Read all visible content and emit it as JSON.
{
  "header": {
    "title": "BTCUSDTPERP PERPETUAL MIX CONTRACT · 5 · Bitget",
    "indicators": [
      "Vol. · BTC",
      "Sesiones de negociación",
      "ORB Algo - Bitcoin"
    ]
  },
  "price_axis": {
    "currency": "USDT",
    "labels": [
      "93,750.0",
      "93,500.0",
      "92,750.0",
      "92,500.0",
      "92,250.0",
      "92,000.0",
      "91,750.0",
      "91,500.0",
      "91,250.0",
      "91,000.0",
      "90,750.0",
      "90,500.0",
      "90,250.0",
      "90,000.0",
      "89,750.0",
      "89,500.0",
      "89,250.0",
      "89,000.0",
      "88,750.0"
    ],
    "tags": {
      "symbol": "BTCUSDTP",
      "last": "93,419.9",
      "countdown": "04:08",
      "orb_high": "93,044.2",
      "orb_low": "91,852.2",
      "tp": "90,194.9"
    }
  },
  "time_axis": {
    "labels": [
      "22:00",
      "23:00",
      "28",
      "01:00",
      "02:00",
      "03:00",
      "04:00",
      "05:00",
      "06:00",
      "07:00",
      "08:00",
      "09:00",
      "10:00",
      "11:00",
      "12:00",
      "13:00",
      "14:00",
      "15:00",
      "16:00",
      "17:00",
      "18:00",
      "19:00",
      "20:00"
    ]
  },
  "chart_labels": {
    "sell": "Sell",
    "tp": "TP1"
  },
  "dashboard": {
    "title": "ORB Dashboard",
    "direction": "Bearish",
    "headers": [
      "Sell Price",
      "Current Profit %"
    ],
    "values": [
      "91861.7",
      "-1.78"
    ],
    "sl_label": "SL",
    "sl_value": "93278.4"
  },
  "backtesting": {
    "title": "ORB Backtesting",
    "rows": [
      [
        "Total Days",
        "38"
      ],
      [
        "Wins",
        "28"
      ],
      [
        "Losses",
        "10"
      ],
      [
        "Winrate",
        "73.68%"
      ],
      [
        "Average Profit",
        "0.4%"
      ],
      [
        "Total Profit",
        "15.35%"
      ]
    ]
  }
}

▶ [Description of the task]
Every line in the data above that contains "title" needs to be copied.

▶ [Response for this exercise]
    "title": "BTCUSDTPERP PERPETUAL MIX CONTRACT · 5 · Bitget",
    "title": "ORB Dashboard",
    "title": "ORB Backtesting",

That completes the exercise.